--- Excerpted data ---

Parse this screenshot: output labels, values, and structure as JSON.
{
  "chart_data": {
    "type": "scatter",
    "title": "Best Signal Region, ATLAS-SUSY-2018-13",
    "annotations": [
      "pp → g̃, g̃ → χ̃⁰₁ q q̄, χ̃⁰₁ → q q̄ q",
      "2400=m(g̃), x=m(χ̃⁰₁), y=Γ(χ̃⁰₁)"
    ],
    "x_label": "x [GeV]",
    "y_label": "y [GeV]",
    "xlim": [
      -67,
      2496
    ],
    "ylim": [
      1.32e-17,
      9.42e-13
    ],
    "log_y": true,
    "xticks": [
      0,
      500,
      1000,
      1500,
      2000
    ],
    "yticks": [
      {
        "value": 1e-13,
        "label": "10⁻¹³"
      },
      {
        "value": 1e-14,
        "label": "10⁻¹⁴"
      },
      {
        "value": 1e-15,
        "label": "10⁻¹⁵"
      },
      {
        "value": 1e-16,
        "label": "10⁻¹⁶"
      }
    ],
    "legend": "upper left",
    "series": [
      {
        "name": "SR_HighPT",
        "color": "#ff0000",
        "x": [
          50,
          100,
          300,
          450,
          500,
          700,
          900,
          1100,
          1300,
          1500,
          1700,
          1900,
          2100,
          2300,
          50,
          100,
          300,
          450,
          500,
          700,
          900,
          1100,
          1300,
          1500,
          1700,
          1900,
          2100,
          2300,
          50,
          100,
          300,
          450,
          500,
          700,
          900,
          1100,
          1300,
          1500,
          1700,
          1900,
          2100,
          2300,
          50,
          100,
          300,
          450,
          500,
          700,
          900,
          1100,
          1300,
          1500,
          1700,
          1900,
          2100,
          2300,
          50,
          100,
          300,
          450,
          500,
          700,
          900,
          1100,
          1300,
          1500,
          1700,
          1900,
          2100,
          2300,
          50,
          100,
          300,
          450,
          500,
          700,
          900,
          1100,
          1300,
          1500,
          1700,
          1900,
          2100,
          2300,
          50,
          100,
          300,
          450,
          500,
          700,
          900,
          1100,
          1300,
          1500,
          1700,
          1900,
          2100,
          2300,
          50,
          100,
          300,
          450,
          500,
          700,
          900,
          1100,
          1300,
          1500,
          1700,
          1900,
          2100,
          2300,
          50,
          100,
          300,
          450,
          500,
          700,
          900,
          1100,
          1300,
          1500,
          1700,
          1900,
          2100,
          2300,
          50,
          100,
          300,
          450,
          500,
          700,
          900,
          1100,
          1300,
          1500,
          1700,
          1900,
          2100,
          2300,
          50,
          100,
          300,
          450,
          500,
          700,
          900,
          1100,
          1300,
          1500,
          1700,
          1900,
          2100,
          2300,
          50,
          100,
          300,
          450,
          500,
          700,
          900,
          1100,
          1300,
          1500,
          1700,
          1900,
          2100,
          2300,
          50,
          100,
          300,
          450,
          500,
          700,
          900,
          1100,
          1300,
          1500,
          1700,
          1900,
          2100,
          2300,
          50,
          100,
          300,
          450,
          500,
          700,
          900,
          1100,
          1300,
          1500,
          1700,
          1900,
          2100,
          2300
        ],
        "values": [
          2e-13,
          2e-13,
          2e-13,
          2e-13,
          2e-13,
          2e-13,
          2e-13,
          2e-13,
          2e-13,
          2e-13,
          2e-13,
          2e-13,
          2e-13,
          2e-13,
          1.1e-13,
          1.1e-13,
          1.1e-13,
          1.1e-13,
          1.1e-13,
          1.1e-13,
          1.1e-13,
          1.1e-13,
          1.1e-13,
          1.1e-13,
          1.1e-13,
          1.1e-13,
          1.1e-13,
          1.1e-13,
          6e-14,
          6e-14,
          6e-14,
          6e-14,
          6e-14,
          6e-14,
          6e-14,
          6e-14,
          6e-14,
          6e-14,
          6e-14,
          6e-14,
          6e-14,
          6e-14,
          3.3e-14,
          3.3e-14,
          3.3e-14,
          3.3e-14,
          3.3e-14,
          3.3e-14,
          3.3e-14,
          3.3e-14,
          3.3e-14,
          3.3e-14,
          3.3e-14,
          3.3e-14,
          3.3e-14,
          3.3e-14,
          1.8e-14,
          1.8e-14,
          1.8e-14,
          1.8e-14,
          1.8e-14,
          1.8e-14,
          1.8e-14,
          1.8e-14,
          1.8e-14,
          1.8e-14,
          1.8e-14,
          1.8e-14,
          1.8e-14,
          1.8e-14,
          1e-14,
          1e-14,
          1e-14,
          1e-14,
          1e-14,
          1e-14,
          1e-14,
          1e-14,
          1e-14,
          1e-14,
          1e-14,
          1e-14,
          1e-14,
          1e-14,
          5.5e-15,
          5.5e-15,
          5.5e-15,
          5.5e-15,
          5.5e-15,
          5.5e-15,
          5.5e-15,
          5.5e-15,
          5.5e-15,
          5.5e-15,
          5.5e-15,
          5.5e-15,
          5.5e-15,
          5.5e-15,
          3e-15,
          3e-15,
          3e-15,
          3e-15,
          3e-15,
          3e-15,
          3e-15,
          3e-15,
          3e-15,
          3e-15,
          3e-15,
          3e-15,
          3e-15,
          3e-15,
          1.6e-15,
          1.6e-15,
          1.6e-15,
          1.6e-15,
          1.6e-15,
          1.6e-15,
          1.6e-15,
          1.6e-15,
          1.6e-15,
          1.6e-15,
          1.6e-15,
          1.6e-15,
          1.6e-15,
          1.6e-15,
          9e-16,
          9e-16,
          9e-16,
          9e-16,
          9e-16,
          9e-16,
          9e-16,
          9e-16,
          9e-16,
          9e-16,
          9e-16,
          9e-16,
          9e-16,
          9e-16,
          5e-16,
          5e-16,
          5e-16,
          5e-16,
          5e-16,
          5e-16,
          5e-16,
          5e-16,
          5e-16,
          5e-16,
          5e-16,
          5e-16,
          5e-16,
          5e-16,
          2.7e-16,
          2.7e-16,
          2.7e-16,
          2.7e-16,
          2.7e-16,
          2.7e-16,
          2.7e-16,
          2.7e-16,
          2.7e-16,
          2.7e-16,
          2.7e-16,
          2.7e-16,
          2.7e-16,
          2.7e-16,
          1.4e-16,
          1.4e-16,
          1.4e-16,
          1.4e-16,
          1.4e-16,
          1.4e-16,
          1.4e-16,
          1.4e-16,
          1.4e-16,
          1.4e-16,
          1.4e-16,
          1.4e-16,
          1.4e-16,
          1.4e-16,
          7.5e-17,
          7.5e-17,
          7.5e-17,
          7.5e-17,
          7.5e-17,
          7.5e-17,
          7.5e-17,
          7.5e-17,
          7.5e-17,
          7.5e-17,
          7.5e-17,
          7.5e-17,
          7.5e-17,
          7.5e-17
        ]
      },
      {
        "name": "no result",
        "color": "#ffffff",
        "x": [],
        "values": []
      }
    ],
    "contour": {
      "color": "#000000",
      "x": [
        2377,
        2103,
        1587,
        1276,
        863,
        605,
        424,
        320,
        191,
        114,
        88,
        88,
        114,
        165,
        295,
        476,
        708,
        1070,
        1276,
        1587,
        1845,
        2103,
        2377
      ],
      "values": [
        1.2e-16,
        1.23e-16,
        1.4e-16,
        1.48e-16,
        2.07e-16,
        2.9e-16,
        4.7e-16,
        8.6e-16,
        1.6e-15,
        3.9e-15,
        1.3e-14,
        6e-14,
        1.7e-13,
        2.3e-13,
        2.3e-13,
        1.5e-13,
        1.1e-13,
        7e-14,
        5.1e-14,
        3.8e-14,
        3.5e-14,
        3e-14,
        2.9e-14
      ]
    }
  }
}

---

Work to be completed: Scan the material and collect every line that contains "color".

The solution:
        "color": "#ff0000",
        "color": "#ffffff",
      "color": "#000000",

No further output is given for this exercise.